** Start Data to process **

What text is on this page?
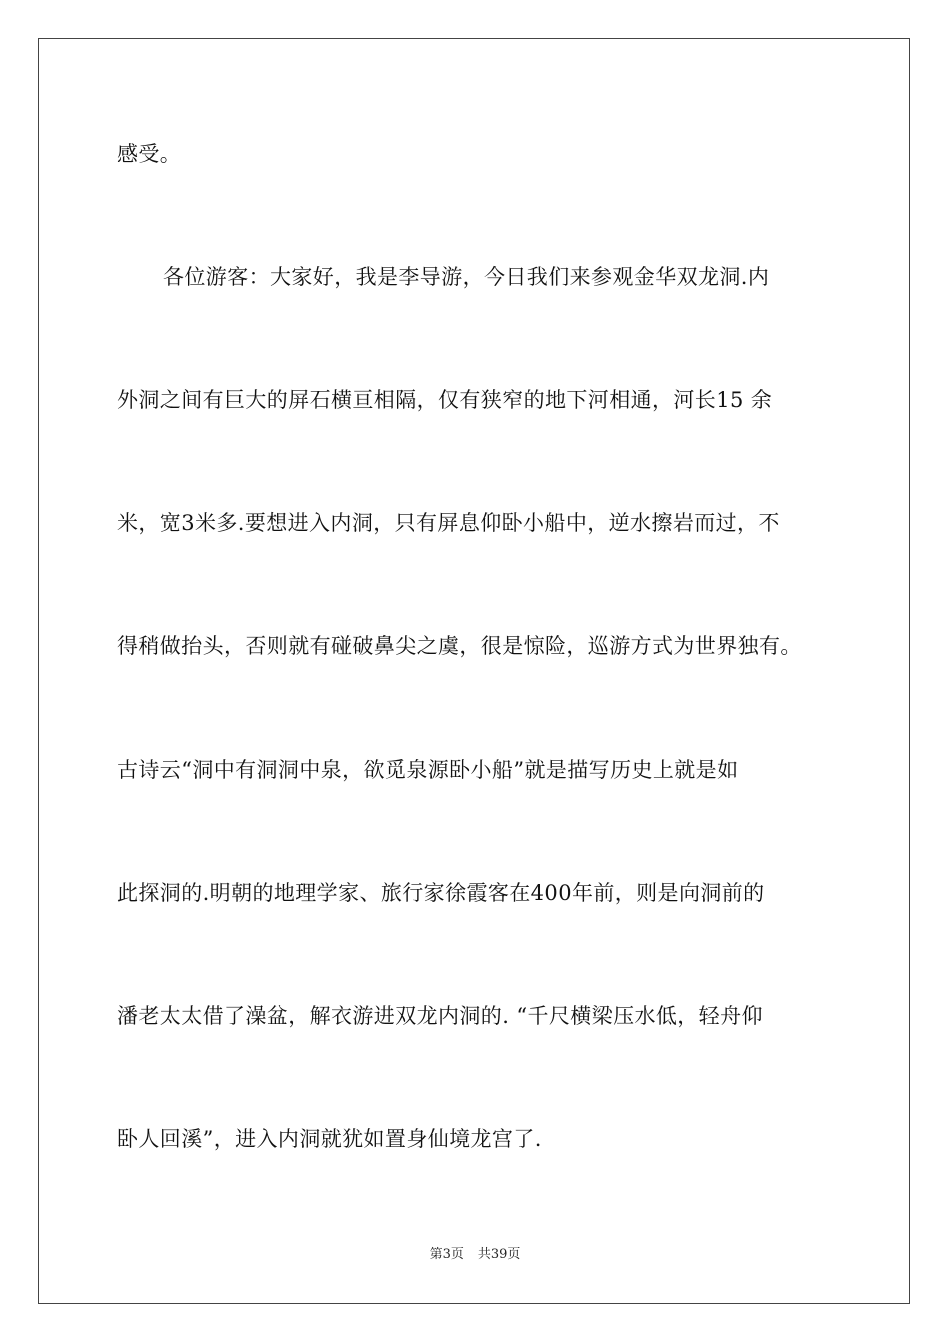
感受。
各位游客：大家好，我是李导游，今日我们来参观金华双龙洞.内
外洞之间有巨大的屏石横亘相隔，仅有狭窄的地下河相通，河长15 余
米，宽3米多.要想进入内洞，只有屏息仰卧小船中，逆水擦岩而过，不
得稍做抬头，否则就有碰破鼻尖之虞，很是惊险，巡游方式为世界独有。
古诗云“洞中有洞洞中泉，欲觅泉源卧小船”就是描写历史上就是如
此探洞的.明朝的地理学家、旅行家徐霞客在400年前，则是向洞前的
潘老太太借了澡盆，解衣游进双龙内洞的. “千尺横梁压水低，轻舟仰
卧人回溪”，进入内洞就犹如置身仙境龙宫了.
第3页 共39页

** End Data to process **
** Start Data to process **

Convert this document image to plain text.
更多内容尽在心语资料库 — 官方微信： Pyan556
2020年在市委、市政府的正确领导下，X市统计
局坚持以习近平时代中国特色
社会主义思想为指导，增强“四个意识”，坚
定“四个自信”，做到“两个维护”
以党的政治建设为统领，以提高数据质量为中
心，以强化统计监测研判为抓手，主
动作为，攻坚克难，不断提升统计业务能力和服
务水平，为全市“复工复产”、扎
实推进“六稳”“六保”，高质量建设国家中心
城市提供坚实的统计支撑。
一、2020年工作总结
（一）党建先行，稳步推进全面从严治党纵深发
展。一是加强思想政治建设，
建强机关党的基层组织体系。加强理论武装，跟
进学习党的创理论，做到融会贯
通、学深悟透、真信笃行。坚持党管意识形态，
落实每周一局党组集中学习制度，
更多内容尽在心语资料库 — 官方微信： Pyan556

** End Data to process **

### Task directions
The lines to collect are those holding the string "this"; copy them all.

### Finished answer
What text is on this page?
Convert this document image to plain text.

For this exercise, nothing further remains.